» **DATASET ENTRIES**
## BEGIN

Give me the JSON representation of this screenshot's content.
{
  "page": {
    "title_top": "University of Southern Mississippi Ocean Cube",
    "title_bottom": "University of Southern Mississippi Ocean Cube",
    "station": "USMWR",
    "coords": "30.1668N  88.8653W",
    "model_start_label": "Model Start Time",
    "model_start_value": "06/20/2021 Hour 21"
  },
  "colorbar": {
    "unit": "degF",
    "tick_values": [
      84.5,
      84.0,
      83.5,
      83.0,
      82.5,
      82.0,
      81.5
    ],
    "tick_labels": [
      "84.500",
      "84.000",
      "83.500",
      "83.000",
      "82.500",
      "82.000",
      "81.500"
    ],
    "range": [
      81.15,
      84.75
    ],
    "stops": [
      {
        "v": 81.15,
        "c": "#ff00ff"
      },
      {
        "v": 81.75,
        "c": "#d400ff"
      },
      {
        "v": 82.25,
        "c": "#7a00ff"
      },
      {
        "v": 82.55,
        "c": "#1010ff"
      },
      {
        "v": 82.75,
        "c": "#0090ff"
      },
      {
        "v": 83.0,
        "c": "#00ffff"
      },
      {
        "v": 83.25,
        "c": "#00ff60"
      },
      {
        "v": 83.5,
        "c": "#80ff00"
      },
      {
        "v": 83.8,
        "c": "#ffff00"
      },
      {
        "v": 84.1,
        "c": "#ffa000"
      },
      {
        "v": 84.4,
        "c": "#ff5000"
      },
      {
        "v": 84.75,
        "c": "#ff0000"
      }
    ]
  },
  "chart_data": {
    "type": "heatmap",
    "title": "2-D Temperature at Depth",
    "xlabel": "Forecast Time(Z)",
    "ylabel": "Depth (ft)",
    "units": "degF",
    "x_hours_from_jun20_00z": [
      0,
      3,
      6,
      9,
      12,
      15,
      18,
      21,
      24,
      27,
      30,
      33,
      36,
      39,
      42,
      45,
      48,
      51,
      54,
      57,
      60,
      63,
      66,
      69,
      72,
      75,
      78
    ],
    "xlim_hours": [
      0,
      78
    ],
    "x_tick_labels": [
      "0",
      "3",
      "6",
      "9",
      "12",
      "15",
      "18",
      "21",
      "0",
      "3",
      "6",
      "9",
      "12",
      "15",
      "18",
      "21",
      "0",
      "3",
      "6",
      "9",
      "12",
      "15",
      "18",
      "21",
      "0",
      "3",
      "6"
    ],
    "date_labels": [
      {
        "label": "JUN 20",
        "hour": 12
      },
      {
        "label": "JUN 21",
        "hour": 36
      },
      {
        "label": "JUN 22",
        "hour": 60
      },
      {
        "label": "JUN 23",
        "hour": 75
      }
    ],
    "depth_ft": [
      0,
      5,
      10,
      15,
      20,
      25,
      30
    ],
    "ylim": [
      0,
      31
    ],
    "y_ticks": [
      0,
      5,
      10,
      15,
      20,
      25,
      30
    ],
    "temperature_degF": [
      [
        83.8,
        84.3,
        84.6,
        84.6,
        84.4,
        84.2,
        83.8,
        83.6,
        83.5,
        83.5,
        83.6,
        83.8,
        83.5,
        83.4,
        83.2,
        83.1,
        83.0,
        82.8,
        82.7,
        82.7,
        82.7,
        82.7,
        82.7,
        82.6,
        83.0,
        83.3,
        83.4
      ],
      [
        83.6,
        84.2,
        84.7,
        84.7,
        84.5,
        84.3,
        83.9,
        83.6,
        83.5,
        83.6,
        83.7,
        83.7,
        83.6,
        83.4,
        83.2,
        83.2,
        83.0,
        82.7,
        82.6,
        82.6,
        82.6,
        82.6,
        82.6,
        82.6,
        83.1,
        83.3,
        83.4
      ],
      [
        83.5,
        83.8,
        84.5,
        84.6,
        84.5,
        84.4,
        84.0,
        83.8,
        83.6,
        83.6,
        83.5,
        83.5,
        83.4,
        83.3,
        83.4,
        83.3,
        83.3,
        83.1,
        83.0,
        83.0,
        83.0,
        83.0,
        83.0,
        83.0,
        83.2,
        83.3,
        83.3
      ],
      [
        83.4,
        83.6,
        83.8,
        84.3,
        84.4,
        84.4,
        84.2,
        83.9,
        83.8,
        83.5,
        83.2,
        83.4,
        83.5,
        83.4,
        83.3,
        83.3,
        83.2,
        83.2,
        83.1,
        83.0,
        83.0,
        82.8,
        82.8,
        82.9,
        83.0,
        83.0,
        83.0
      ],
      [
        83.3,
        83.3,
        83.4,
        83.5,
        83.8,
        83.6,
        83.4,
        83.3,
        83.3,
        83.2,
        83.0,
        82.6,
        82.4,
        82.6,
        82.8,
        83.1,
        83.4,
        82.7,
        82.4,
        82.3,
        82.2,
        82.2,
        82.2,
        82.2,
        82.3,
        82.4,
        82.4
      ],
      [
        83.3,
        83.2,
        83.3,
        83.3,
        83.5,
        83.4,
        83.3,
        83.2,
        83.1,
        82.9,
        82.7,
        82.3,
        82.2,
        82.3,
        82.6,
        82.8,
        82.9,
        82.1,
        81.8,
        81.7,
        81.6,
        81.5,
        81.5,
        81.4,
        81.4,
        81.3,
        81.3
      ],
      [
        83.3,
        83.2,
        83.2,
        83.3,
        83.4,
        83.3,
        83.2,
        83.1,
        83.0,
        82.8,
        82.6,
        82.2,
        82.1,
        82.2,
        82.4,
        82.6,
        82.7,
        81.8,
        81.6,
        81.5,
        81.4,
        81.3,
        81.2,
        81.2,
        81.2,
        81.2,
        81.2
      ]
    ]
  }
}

## END

» **STATED TASK**
Nothing should be changed: write out all of the data as is.

» **ANSWER TO THE EXERCISE**
Give me the JSON representation of this screenshot's content.
{
  "page": {
    "title_top": "University of Southern Mississippi Ocean Cube",
    "title_bottom": "University of Southern Mississippi Ocean Cube",
    "station": "USMWR",
    "coords": "30.1668N  88.8653W",
    "model_start_label": "Model Start Time",
    "model_start_value": "06/20/2021 Hour 21"
  },
  "colorbar": {
    "unit": "degF",
    "tick_values": [
      84.5,
      84.0,
      83.5,
      83.0,
      82.5,
      82.0,
      81.5
    ],
    "tick_labels": [
      "84.500",
      "84.000",
      "83.500",
      "83.000",
      "82.500",
      "82.000",
      "81.500"
    ],
    "range": [
      81.15,
      84.75
    ],
    "stops": [
      {
        "v": 81.15,
        "c": "#ff00ff"
      },
      {
        "v": 81.75,
        "c": "#d400ff"
      },
      {
        "v": 82.25,
        "c": "#7a00ff"
      },
      {
        "v": 82.55,
        "c": "#1010ff"
      },
      {
        "v": 82.75,
        "c": "#0090ff"
      },
      {
        "v": 83.0,
        "c": "#00ffff"
      },
      {
        "v": 83.25,
        "c": "#00ff60"
      },
      {
        "v": 83.5,
        "c": "#80ff00"
      },
      {
        "v": 83.8,
        "c": "#ffff00"
      },
      {
        "v": 84.1,
        "c": "#ffa000"
      },
      {
        "v": 84.4,
        "c": "#ff5000"
      },
      {
        "v": 84.75,
        "c": "#ff0000"
      }
    ]
  },
  "chart_data": {
    "type": "heatmap",
    "title": "2-D Temperature at Depth",
    "xlabel": "Forecast Time(Z)",
    "ylabel": "Depth (ft)",
    "units": "degF",
    "x_hours_from_jun20_00z": [
      0,
      3,
      6,
      9,
      12,
      15,
      18,
      21,
      24,
      27,
      30,
      33,
      36,
      39,
      42,
      45,
      48,
      51,
      54,
      57,
      60,
      63,
      66,
      69,
      72,
      75,
      78
    ],
    "xlim_hours": [
      0,
      78
    ],
    "x_tick_labels": [
      "0",
      "3",
      "6",
      "9",
      "12",
      "15",
      "18",
      "21",
      "0",
      "3",
      "6",
      "9",
      "12",
      "15",
      "18",
      "21",
      "0",
      "3",
      "6",
      "9",
      "12",
      "15",
      "18",
      "21",
      "0",
      "3",
      "6"
    ],
    "date_labels": [
      {
        "label": "JUN 20",
        "hour": 12
      },
      {
        "label": "JUN 21",
        "hour": 36
      },
      {
        "label": "JUN 22",
        "hour": 60
      },
      {
        "label": "JUN 23",
        "hour": 75
      }
    ],
    "depth_ft": [
      0,
      5,
      10,
      15,
      20,
      25,
      30
    ],
    "ylim": [
      0,
      31
    ],
    "y_ticks": [
      0,
      5,
      10,
      15,
      20,
      25,
      30
    ],
    "temperature_degF": [
      [
        83.8,
        84.3,
        84.6,
        84.6,
        84.4,
        84.2,
        83.8,
        83.6,
        83.5,
        83.5,
        83.6,
        83.8,
        83.5,
        83.4,
        83.2,
        83.1,
        83.0,
        82.8,
        82.7,
        82.7,
        82.7,
        82.7,
        82.7,
        82.6,
        83.0,
        83.3,
        83.4
      ],
      [
        83.6,
        84.2,
        84.7,
        84.7,
        84.5,
        84.3,
        83.9,
        83.6,
        83.5,
        83.6,
        83.7,
        83.7,
        83.6,
        83.4,
        83.2,
        83.2,
        83.0,
        82.7,
        82.6,
        82.6,
        82.6,
        82.6,
        82.6,
        82.6,
        83.1,
        83.3,
        83.4
      ],
      [
        83.5,
        83.8,
        84.5,
        84.6,
        84.5,
        84.4,
        84.0,
        83.8,
        83.6,
        83.6,
        83.5,
        83.5,
        83.4,
        83.3,
        83.4,
        83.3,
        83.3,
        83.1,
        83.0,
        83.0,
        83.0,
        83.0,
        83.0,
        83.0,
        83.2,
        83.3,
        83.3
      ],
      [
        83.4,
        83.6,
        83.8,
        84.3,
        84.4,
        84.4,
        84.2,
        83.9,
        83.8,
        83.5,
        83.2,
        83.4,
        83.5,
        83.4,
        83.3,
        83.3,
        83.2,
        83.2,
        83.1,
        83.0,
        83.0,
        82.8,
        82.8,
        82.9,
        83.0,
        83.0,
        83.0
      ],
      [
        83.3,
        83.3,
        83.4,
        83.5,
        83.8,
        83.6,
        83.4,
        83.3,
        83.3,
        83.2,
        83.0,
        82.6,
        82.4,
        82.6,
        82.8,
        83.1,
        83.4,
        82.7,
        82.4,
        82.3,
        82.2,
        82.2,
        82.2,
        82.2,
        82.3,
        82.4,
        82.4
      ],
      [
        83.3,
        83.2,
        83.3,
        83.3,
        83.5,
        83.4,
        83.3,
        83.2,
        83.1,
        82.9,
        82.7,
        82.3,
        82.2,
        82.3,
        82.6,
        82.8,
        82.9,
        82.1,
        81.8,
        81.7,
        81.6,
        81.5,
        81.5,
        81.4,
        81.4,
        81.3,
        81.3
      ],
      [
        83.3,
        83.2,
        83.2,
        83.3,
        83.4,
        83.3,
        83.2,
        83.1,
        83.0,
        82.8,
        82.6,
        82.2,
        82.1,
        82.2,
        82.4,
        82.6,
        82.7,
        81.8,
        81.6,
        81.5,
        81.4,
        81.3,
        81.2,
        81.2,
        81.2,
        81.2,
        81.2
      ]
    ]
  }
}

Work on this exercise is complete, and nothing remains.